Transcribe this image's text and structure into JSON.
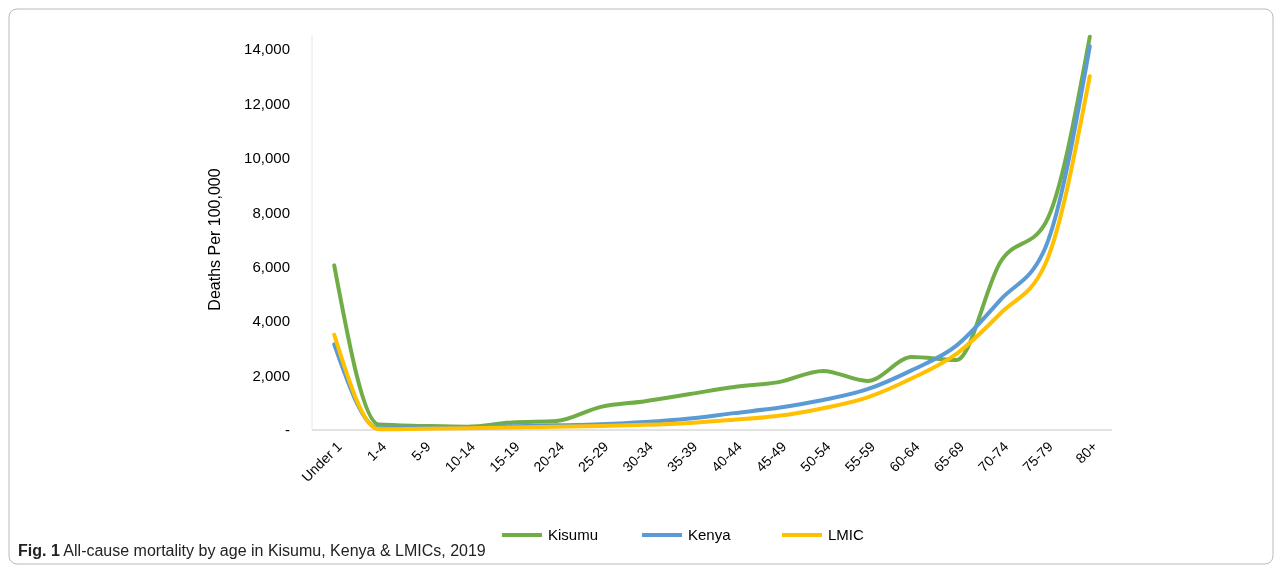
{
  "chart_data": {
    "type": "line",
    "ylabel": "Deaths Per 100,000",
    "categories": [
      "Under 1",
      "1-4",
      "5-9",
      "10-14",
      "15-19",
      "20-24",
      "25-29",
      "30-34",
      "35-39",
      "40-44",
      "45-49",
      "50-54",
      "55-59",
      "60-64",
      "65-69",
      "70-74",
      "75-79",
      "80+"
    ],
    "series": [
      {
        "name": "Kisumu",
        "color": "#70ad47",
        "values": [
          6050,
          200,
          150,
          120,
          280,
          330,
          850,
          1060,
          1320,
          1580,
          1760,
          2170,
          1800,
          2680,
          2570,
          6200,
          7600,
          14450
        ]
      },
      {
        "name": "Kenya",
        "color": "#5b9bd5",
        "values": [
          3150,
          60,
          80,
          100,
          140,
          170,
          210,
          290,
          420,
          620,
          820,
          1100,
          1500,
          2200,
          3100,
          4800,
          6700,
          14100
        ]
      },
      {
        "name": "LMIC",
        "color": "#ffc000",
        "values": [
          3500,
          30,
          50,
          60,
          90,
          120,
          150,
          190,
          260,
          380,
          520,
          800,
          1200,
          1900,
          2800,
          4300,
          6100,
          13000
        ]
      }
    ],
    "ylim": [
      0,
      14500
    ],
    "yticks": [
      {
        "value": 0,
        "label": "-"
      },
      {
        "value": 2000,
        "label": "2,000"
      },
      {
        "value": 4000,
        "label": "4,000"
      },
      {
        "value": 6000,
        "label": "6,000"
      },
      {
        "value": 8000,
        "label": "8,000"
      },
      {
        "value": 10000,
        "label": "10,000"
      },
      {
        "value": 12000,
        "label": "12,000"
      },
      {
        "value": 14000,
        "label": "14,000"
      }
    ],
    "grid": false,
    "legend": "bottom",
    "annotations": [
      "Fig. 1  All-cause mortality by age in Kisumu, Kenya & LMICs, 2019"
    ]
  }
}
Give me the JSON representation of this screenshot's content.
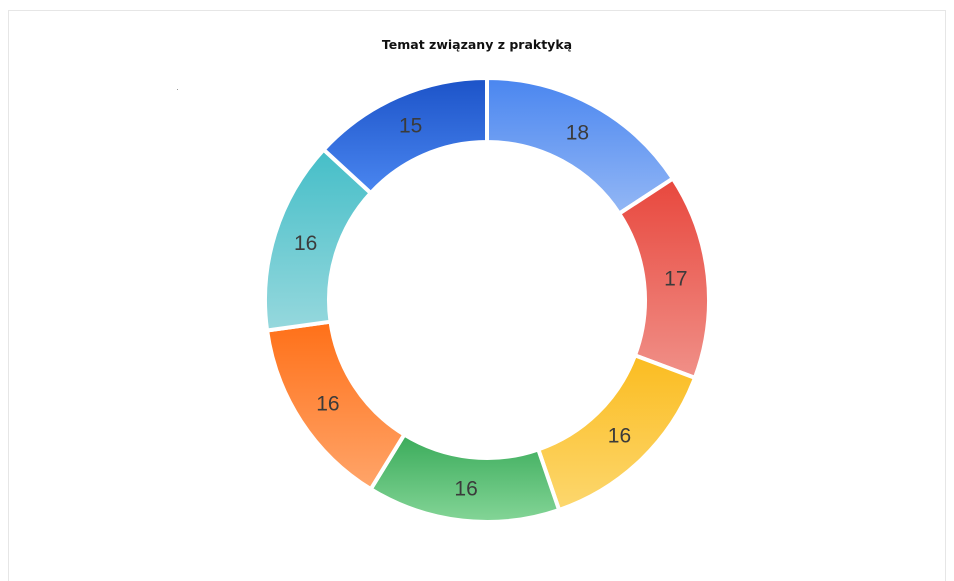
{
  "chart_data": {
    "type": "pie",
    "donut": true,
    "title": "Temat związany z praktyką",
    "values": [
      18,
      17,
      16,
      16,
      16,
      16,
      15
    ],
    "labels": [
      "18",
      "17",
      "16",
      "16",
      "16",
      "16",
      "15"
    ],
    "colors": [
      [
        "#4a86f0",
        "#93b7f5"
      ],
      [
        "#e8473d",
        "#f09088"
      ],
      [
        "#fbbc20",
        "#fcd76e"
      ],
      [
        "#3aab5a",
        "#84d597"
      ],
      [
        "#ff7018",
        "#ffa56a"
      ],
      [
        "#45bec8",
        "#96d8dd"
      ],
      [
        "#1c53c8",
        "#4a86f0"
      ]
    ],
    "legend": "none"
  }
}
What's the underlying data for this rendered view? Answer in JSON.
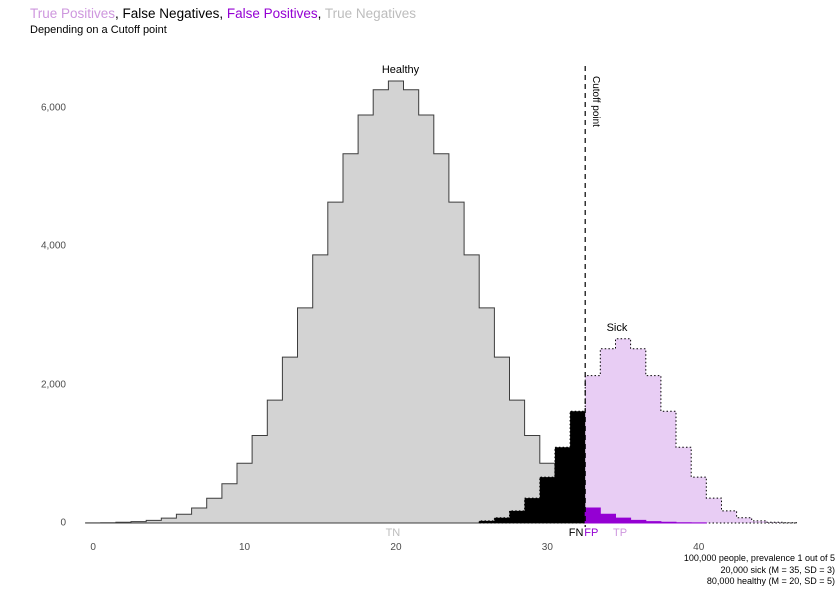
{
  "title": {
    "part_tp": "True Positives",
    "sep1": ", ",
    "part_fn": "False Negatives",
    "sep2": ", ",
    "part_fp": "False Positives",
    "sep3": ", ",
    "part_tn": "True Negatives",
    "subtitle": "Depending on a Cutoff point"
  },
  "annotations": {
    "healthy": "Healthy",
    "sick": "Sick",
    "cutoff": "Cutoff point",
    "tn": "TN",
    "fn": "FN",
    "fp": "FP",
    "tp": "TP"
  },
  "caption": {
    "line1": "100,000 people, prevalence 1 out of 5",
    "line2": "20,000 sick (M = 35, SD = 3)",
    "line3": "80,000 healthy (M = 20, SD = 5)"
  },
  "colors": {
    "tp_text": "#CE97DE",
    "tp_fill": "#E8CDF4",
    "fp": "#9400D3",
    "fn": "#000000",
    "tn_text": "#BDBDBD",
    "tn_fill": "#D3D3D3",
    "healthy_outline": "#3D3D3D",
    "sick_outline": "#000000",
    "cutoff_line": "#000000",
    "axis_text": "#4D4D4D"
  },
  "chart_data": {
    "type": "step-histogram",
    "title": "True Positives, False Negatives, False Positives, True Negatives",
    "subtitle": "Depending on a Cutoff point",
    "cutoff": 32.5,
    "bin_width": 1,
    "xlim": [
      -1.2,
      49
    ],
    "ylim": [
      0,
      6600
    ],
    "x_ticks": [
      {
        "v": 0,
        "label": "0"
      },
      {
        "v": 10,
        "label": "10"
      },
      {
        "v": 20,
        "label": "20"
      },
      {
        "v": 30,
        "label": "30"
      },
      {
        "v": 40,
        "label": "40"
      }
    ],
    "y_ticks": [
      {
        "v": 0,
        "label": "0"
      },
      {
        "v": 2000,
        "label": "2,000"
      },
      {
        "v": 4000,
        "label": "4,000"
      },
      {
        "v": 6000,
        "label": "6,000"
      }
    ],
    "series": [
      {
        "name": "Healthy",
        "n": 80000,
        "mean": 20,
        "sd": 5,
        "centers": [
          0,
          1,
          2,
          3,
          4,
          5,
          6,
          7,
          8,
          9,
          10,
          11,
          12,
          13,
          14,
          15,
          16,
          17,
          18,
          19,
          20,
          21,
          22,
          23,
          24,
          25,
          26,
          27,
          28,
          29,
          30,
          31,
          32,
          33,
          34,
          35,
          36,
          37,
          38,
          39,
          40
        ],
        "counts": [
          2,
          5,
          10,
          20,
          38,
          71,
          127,
          217,
          358,
          568,
          864,
          1263,
          1775,
          2396,
          3107,
          3872,
          4635,
          5332,
          5892,
          6257,
          6383,
          6257,
          5892,
          5332,
          4635,
          3872,
          3107,
          2396,
          1775,
          1263,
          864,
          568,
          358,
          217,
          127,
          71,
          38,
          20,
          10,
          5,
          2
        ]
      },
      {
        "name": "Sick",
        "n": 20000,
        "mean": 35,
        "sd": 3,
        "centers": [
          26,
          27,
          28,
          29,
          30,
          31,
          32,
          33,
          34,
          35,
          36,
          37,
          38,
          39,
          40,
          41,
          42,
          43,
          44,
          45,
          46
        ],
        "counts": [
          30,
          76,
          175,
          360,
          663,
          1093,
          1613,
          2129,
          2516,
          2660,
          2516,
          2129,
          1613,
          1093,
          663,
          360,
          175,
          76,
          30,
          10,
          3
        ]
      }
    ],
    "regions": {
      "TN": "Healthy below cutoff (gray)",
      "FN": "Sick below cutoff (black)",
      "FP": "Healthy above cutoff (dark violet)",
      "TP": "Sick above cutoff (light purple)"
    }
  }
}
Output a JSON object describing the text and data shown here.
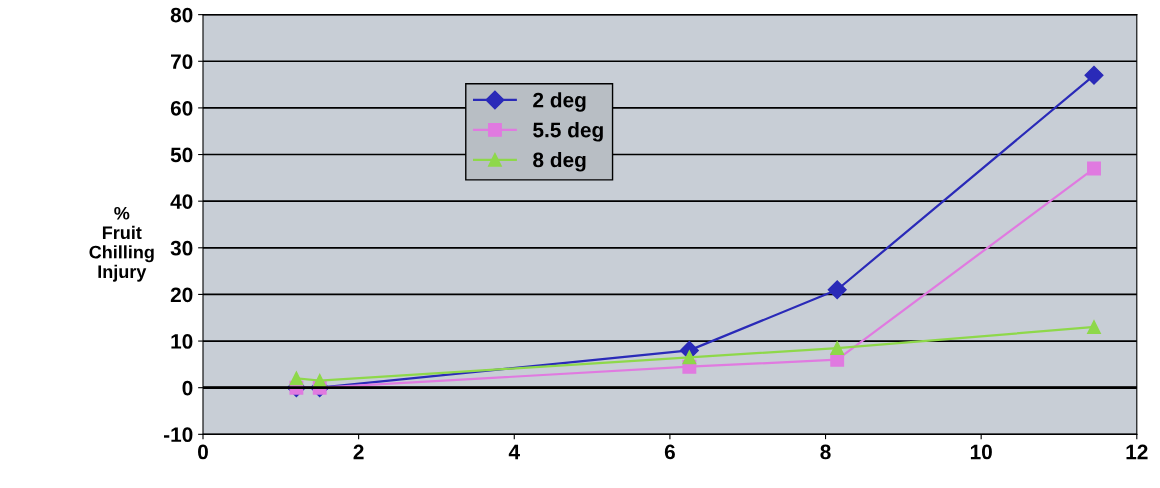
####################
**Directions for this task:**
Reproduce all of the material exactly, apart from the pictures.

**Task response:**
Transcribe this image's text and structure into JSON.
{
  "chart_data": {
    "type": "line",
    "ylabel": "Deaths Per 100,000",
    "categories": [
      "Under 1",
      "1-4",
      "5-9",
      "10-14",
      "15-19",
      "20-24",
      "25-29",
      "30-34",
      "35-39",
      "40-44",
      "45-49",
      "50-54",
      "55-59",
      "60-64",
      "65-69",
      "70-74",
      "75-79",
      "80+"
    ],
    "series": [
      {
        "name": "Kisumu",
        "color": "#70ad47",
        "values": [
          6050,
          200,
          150,
          120,
          280,
          330,
          850,
          1060,
          1320,
          1580,
          1760,
          2170,
          1800,
          2680,
          2570,
          6200,
          7600,
          14450
        ]
      },
      {
        "name": "Kenya",
        "color": "#5b9bd5",
        "values": [
          3150,
          60,
          80,
          100,
          140,
          170,
          210,
          290,
          420,
          620,
          820,
          1100,
          1500,
          2200,
          3100,
          4800,
          6700,
          14100
        ]
      },
      {
        "name": "LMIC",
        "color": "#ffc000",
        "values": [
          3500,
          30,
          50,
          60,
          90,
          120,
          150,
          190,
          260,
          380,
          520,
          800,
          1200,
          1900,
          2800,
          4300,
          6100,
          13000
        ]
      }
    ],
    "ylim": [
      0,
      14500
    ],
    "yticks": [
      {
        "value": 0,
        "label": "-"
      },
      {
        "value": 2000,
        "label": "2,000"
      },
      {
        "value": 4000,
        "label": "4,000"
      },
      {
        "value": 6000,
        "label": "6,000"
      },
      {
        "value": 8000,
        "label": "8,000"
      },
      {
        "value": 10000,
        "label": "10,000"
      },
      {
        "value": 12000,
        "label": "12,000"
      },
      {
        "value": 14000,
        "label": "14,000"
      }
    ],
    "grid": false,
    "legend": "bottom",
    "annotations": [
      "Fig. 1  All-cause mortality by age in Kisumu, Kenya & LMICs, 2019"
    ]
  }
}
Give me the JSON representation of this screenshot's content.
{
  "chart_data": {
    "type": "pie",
    "donut": true,
    "title": "Temat związany z praktyką",
    "values": [
      18,
      17,
      16,
      16,
      16,
      16,
      15
    ],
    "labels": [
      "18",
      "17",
      "16",
      "16",
      "16",
      "16",
      "15"
    ],
    "colors": [
      [
        "#4a86f0",
        "#93b7f5"
      ],
      [
        "#e8473d",
        "#f09088"
      ],
      [
        "#fbbc20",
        "#fcd76e"
      ],
      [
        "#3aab5a",
        "#84d597"
      ],
      [
        "#ff7018",
        "#ffa56a"
      ],
      [
        "#45bec8",
        "#96d8dd"
      ],
      [
        "#1c53c8",
        "#4a86f0"
      ]
    ],
    "legend": "none"
  }
}
What's the underlying data for this rendered view? Answer in JSON.
{
  "title": {
    "part_tp": "True Positives",
    "sep1": ", ",
    "part_fn": "False Negatives",
    "sep2": ", ",
    "part_fp": "False Positives",
    "sep3": ", ",
    "part_tn": "True Negatives",
    "subtitle": "Depending on a Cutoff point"
  },
  "annotations": {
    "healthy": "Healthy",
    "sick": "Sick",
    "cutoff": "Cutoff point",
    "tn": "TN",
    "fn": "FN",
    "fp": "FP",
    "tp": "TP"
  },
  "caption": {
    "line1": "100,000 people, prevalence 1 out of 5",
    "line2": "20,000 sick (M = 35, SD = 3)",
    "line3": "80,000 healthy (M = 20, SD = 5)"
  },
  "colors": {
    "tp_text": "#CE97DE",
    "tp_fill": "#E8CDF4",
    "fp": "#9400D3",
    "fn": "#000000",
    "tn_text": "#BDBDBD",
    "tn_fill": "#D3D3D3",
    "healthy_outline": "#3D3D3D",
    "sick_outline": "#000000",
    "cutoff_line": "#000000",
    "axis_text": "#4D4D4D"
  },
  "chart_data": {
    "type": "step-histogram",
    "title": "True Positives, False Negatives, False Positives, True Negatives",
    "subtitle": "Depending on a Cutoff point",
    "cutoff": 32.5,
    "bin_width": 1,
    "xlim": [
      -1.2,
      49
    ],
    "ylim": [
      0,
      6600
    ],
    "x_ticks": [
      {
        "v": 0,
        "label": "0"
      },
      {
        "v": 10,
        "label": "10"
      },
      {
        "v": 20,
        "label": "20"
      },
      {
        "v": 30,
        "label": "30"
      },
      {
        "v": 40,
        "label": "40"
      }
    ],
    "y_ticks": [
      {
        "v": 0,
        "label": "0"
      },
      {
        "v": 2000,
        "label": "2,000"
      },
      {
        "v": 4000,
        "label": "4,000"
      },
      {
        "v": 6000,
        "label": "6,000"
      }
    ],
    "series": [
      {
        "name": "Healthy",
        "n": 80000,
        "mean": 20,
        "sd": 5,
        "centers": [
          0,
          1,
          2,
          3,
          4,
          5,
          6,
          7,
          8,
          9,
          10,
          11,
          12,
          13,
          14,
          15,
          16,
          17,
          18,
          19,
          20,
          21,
          22,
          23,
          24,
          25,
          26,
          27,
          28,
          29,
          30,
          31,
          32,
          33,
          34,
          35,
          36,
          37,
          38,
          39,
          40
        ],
        "counts": [
          2,
          5,
          10,
          20,
          38,
          71,
          127,
          217,
          358,
          568,
          864,
          1263,
          1775,
          2396,
          3107,
          3872,
          4635,
          5332,
          5892,
          6257,
          6383,
          6257,
          5892,
          5332,
          4635,
          3872,
          3107,
          2396,
          1775,
          1263,
          864,
          568,
          358,
          217,
          127,
          71,
          38,
          20,
          10,
          5,
          2
        ]
      },
      {
        "name": "Sick",
        "n": 20000,
        "mean": 35,
        "sd": 3,
        "centers": [
          26,
          27,
          28,
          29,
          30,
          31,
          32,
          33,
          34,
          35,
          36,
          37,
          38,
          39,
          40,
          41,
          42,
          43,
          44,
          45,
          46
        ],
        "counts": [
          30,
          76,
          175,
          360,
          663,
          1093,
          1613,
          2129,
          2516,
          2660,
          2516,
          2129,
          1613,
          1093,
          663,
          360,
          175,
          76,
          30,
          10,
          3
        ]
      }
    ],
    "regions": {
      "TN": "Healthy below cutoff (gray)",
      "FN": "Sick below cutoff (black)",
      "FP": "Healthy above cutoff (dark violet)",
      "TP": "Sick above cutoff (light purple)"
    }
  }
}
Output a JSON object describing the text and data shown here.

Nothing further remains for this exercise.